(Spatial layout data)
----------

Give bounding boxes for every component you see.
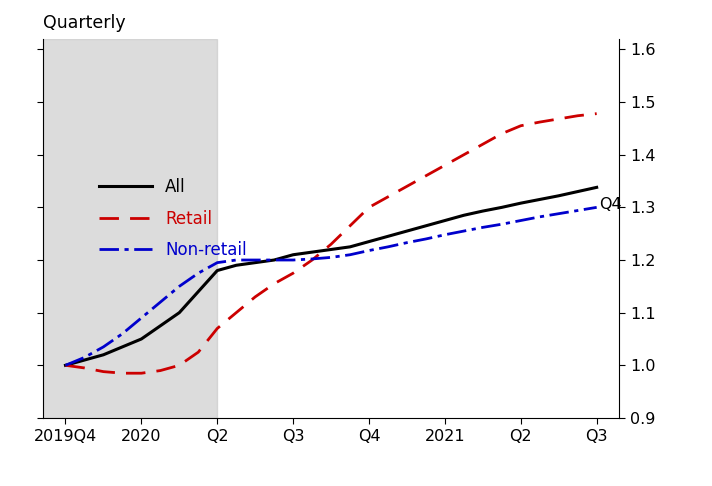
Legend: All, Retail, Non-retail: All, Retail, Non-retail — [92, 172, 253, 265]
Text: Quarterly: Quarterly — [43, 14, 125, 32]
Bar — [43, 39, 217, 418]
Text: Q4: Q4 — [600, 197, 622, 212]
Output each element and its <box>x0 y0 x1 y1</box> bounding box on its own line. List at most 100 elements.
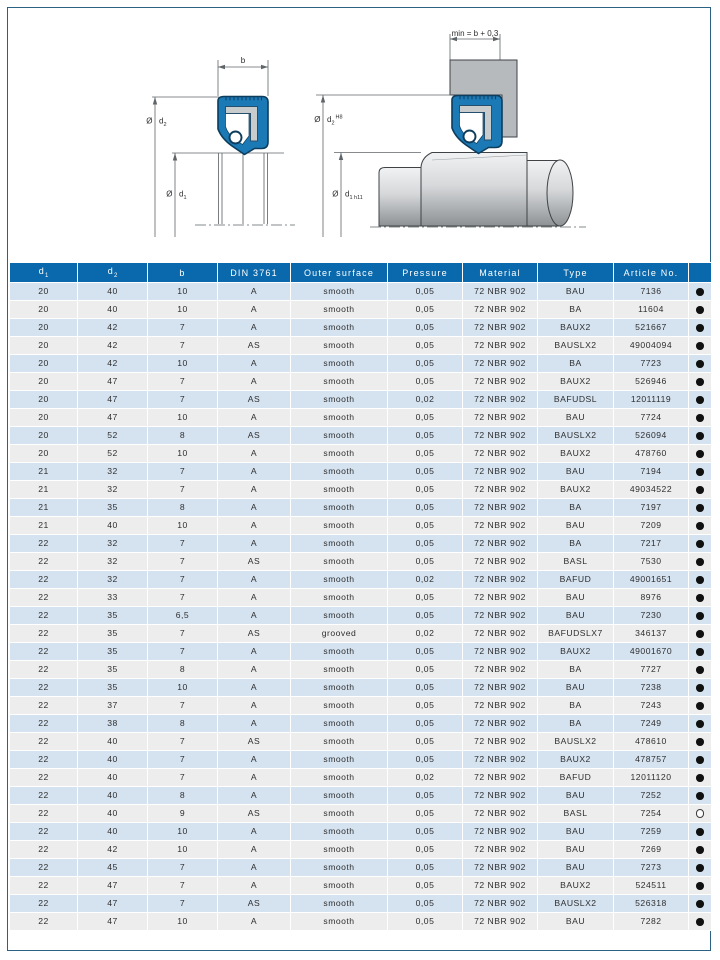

----------

_Given task:_ Repeat all the lines above word for word, leaving out the pictures.

_Written response:_
Give bounding boxes for every component you see.
Legend: All, Retail, Non-retail: All, Retail, Non-retail — [92, 172, 253, 265]
Text: Quarterly: Quarterly — [43, 14, 125, 32]
Bar — [43, 39, 217, 418]
Text: Q4: Q4 — [600, 197, 622, 212]
Output each element and its <box>x0 y0 x1 y1</box> bounding box on its own line. List at most 100 elements.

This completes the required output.